— Record extracts —
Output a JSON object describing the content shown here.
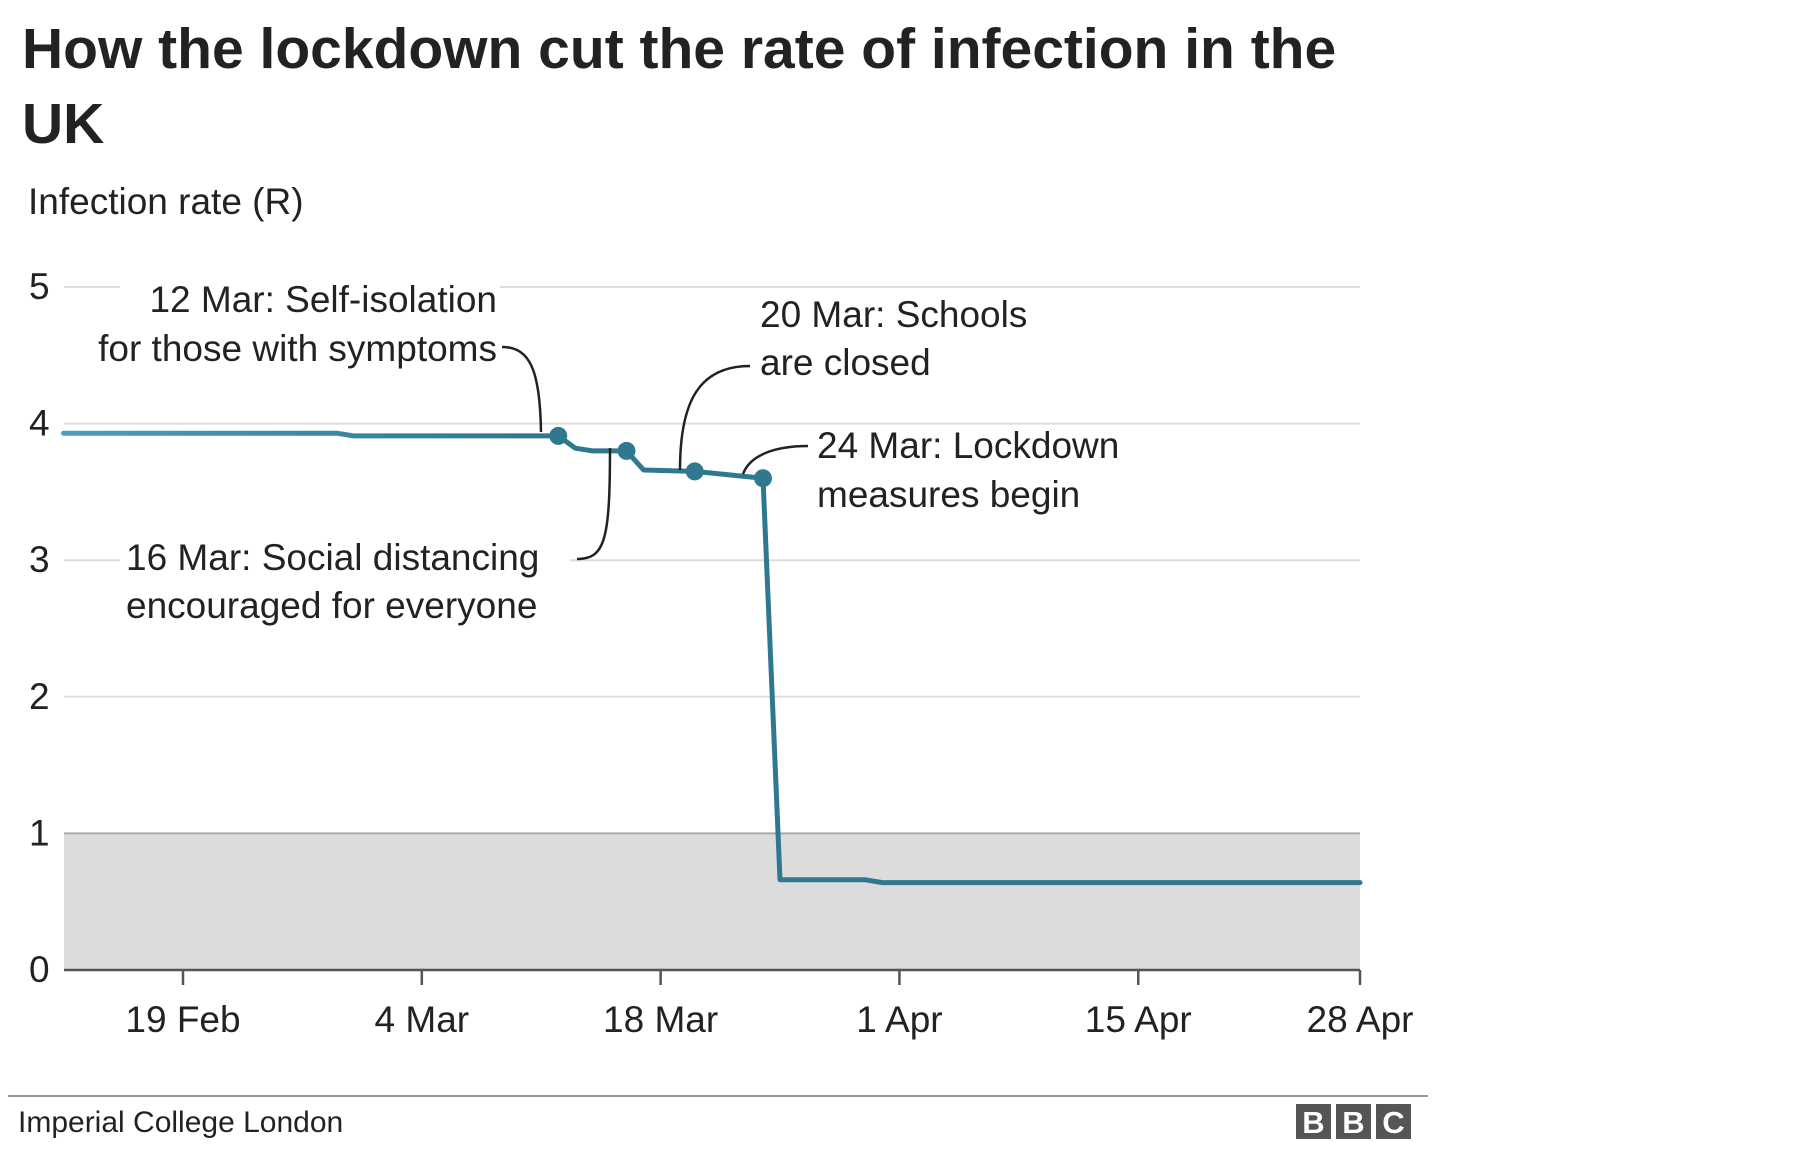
{
  "title": "How the lockdown cut the rate of infection in the UK",
  "source": "Imperial College London",
  "logo": {
    "letters": [
      "B",
      "B",
      "C"
    ],
    "color": "#555555"
  },
  "colors": {
    "line": "#2f7890",
    "line_early": "#4a9ec0",
    "grid": "#dddddd",
    "shade": "#dcdcdc",
    "axis": "#555555"
  },
  "chart_data": {
    "type": "line",
    "title": "How the lockdown cut the rate of infection in the UK",
    "ylabel": "Infection rate (R)",
    "ylim": [
      0,
      5
    ],
    "yticks": [
      0,
      1,
      2,
      3,
      4,
      5
    ],
    "x_range": [
      "2020-02-12",
      "2020-04-28"
    ],
    "xticks": [
      {
        "date": "2020-02-19",
        "label": "19 Feb"
      },
      {
        "date": "2020-03-04",
        "label": "4 Mar"
      },
      {
        "date": "2020-03-18",
        "label": "18 Mar"
      },
      {
        "date": "2020-04-01",
        "label": "1 Apr"
      },
      {
        "date": "2020-04-15",
        "label": "15 Apr"
      },
      {
        "date": "2020-04-28",
        "label": "28 Apr"
      }
    ],
    "shaded_band": {
      "y_from": 0,
      "y_to": 1
    },
    "grid": true,
    "series": [
      {
        "points": [
          {
            "x": "2020-02-12",
            "y": 3.93
          },
          {
            "x": "2020-02-28",
            "y": 3.93
          },
          {
            "x": "2020-02-29",
            "y": 3.91
          },
          {
            "x": "2020-03-12",
            "y": 3.91
          },
          {
            "x": "2020-03-13",
            "y": 3.82
          },
          {
            "x": "2020-03-14",
            "y": 3.8
          },
          {
            "x": "2020-03-16",
            "y": 3.8
          },
          {
            "x": "2020-03-17",
            "y": 3.66
          },
          {
            "x": "2020-03-20",
            "y": 3.65
          },
          {
            "x": "2020-03-24",
            "y": 3.6
          },
          {
            "x": "2020-03-25",
            "y": 0.66
          },
          {
            "x": "2020-03-30",
            "y": 0.66
          },
          {
            "x": "2020-03-31",
            "y": 0.64
          },
          {
            "x": "2020-04-28",
            "y": 0.64
          }
        ]
      }
    ],
    "markers": [
      {
        "x": "2020-03-12",
        "y": 3.91
      },
      {
        "x": "2020-03-16",
        "y": 3.8
      },
      {
        "x": "2020-03-20",
        "y": 3.65
      },
      {
        "x": "2020-03-24",
        "y": 3.6
      }
    ],
    "annotations": [
      {
        "id": "self-isolation",
        "lines": [
          "12 Mar: Self-isolation",
          "for those with symptoms"
        ]
      },
      {
        "id": "schools",
        "lines": [
          "20 Mar: Schools",
          "are closed"
        ]
      },
      {
        "id": "lockdown",
        "lines": [
          "24 Mar: Lockdown",
          "measures begin"
        ]
      },
      {
        "id": "social-distancing",
        "lines": [
          "16 Mar: Social distancing",
          "encouraged for everyone"
        ]
      }
    ]
  }
}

— What you need to do —
From the material above, copy everything exactly but the pictures.

— Correct result —
Output a JSON object describing the content shown here.
{
  "title": "How the lockdown cut the rate of infection in the UK",
  "source": "Imperial College London",
  "logo": {
    "letters": [
      "B",
      "B",
      "C"
    ],
    "color": "#555555"
  },
  "colors": {
    "line": "#2f7890",
    "line_early": "#4a9ec0",
    "grid": "#dddddd",
    "shade": "#dcdcdc",
    "axis": "#555555"
  },
  "chart_data": {
    "type": "line",
    "title": "How the lockdown cut the rate of infection in the UK",
    "ylabel": "Infection rate (R)",
    "ylim": [
      0,
      5
    ],
    "yticks": [
      0,
      1,
      2,
      3,
      4,
      5
    ],
    "x_range": [
      "2020-02-12",
      "2020-04-28"
    ],
    "xticks": [
      {
        "date": "2020-02-19",
        "label": "19 Feb"
      },
      {
        "date": "2020-03-04",
        "label": "4 Mar"
      },
      {
        "date": "2020-03-18",
        "label": "18 Mar"
      },
      {
        "date": "2020-04-01",
        "label": "1 Apr"
      },
      {
        "date": "2020-04-15",
        "label": "15 Apr"
      },
      {
        "date": "2020-04-28",
        "label": "28 Apr"
      }
    ],
    "shaded_band": {
      "y_from": 0,
      "y_to": 1
    },
    "grid": true,
    "series": [
      {
        "points": [
          {
            "x": "2020-02-12",
            "y": 3.93
          },
          {
            "x": "2020-02-28",
            "y": 3.93
          },
          {
            "x": "2020-02-29",
            "y": 3.91
          },
          {
            "x": "2020-03-12",
            "y": 3.91
          },
          {
            "x": "2020-03-13",
            "y": 3.82
          },
          {
            "x": "2020-03-14",
            "y": 3.8
          },
          {
            "x": "2020-03-16",
            "y": 3.8
          },
          {
            "x": "2020-03-17",
            "y": 3.66
          },
          {
            "x": "2020-03-20",
            "y": 3.65
          },
          {
            "x": "2020-03-24",
            "y": 3.6
          },
          {
            "x": "2020-03-25",
            "y": 0.66
          },
          {
            "x": "2020-03-30",
            "y": 0.66
          },
          {
            "x": "2020-03-31",
            "y": 0.64
          },
          {
            "x": "2020-04-28",
            "y": 0.64
          }
        ]
      }
    ],
    "markers": [
      {
        "x": "2020-03-12",
        "y": 3.91
      },
      {
        "x": "2020-03-16",
        "y": 3.8
      },
      {
        "x": "2020-03-20",
        "y": 3.65
      },
      {
        "x": "2020-03-24",
        "y": 3.6
      }
    ],
    "annotations": [
      {
        "id": "self-isolation",
        "lines": [
          "12 Mar: Self-isolation",
          "for those with symptoms"
        ]
      },
      {
        "id": "schools",
        "lines": [
          "20 Mar: Schools",
          "are closed"
        ]
      },
      {
        "id": "lockdown",
        "lines": [
          "24 Mar: Lockdown",
          "measures begin"
        ]
      },
      {
        "id": "social-distancing",
        "lines": [
          "16 Mar: Social distancing",
          "encouraged for everyone"
        ]
      }
    ]
  }
}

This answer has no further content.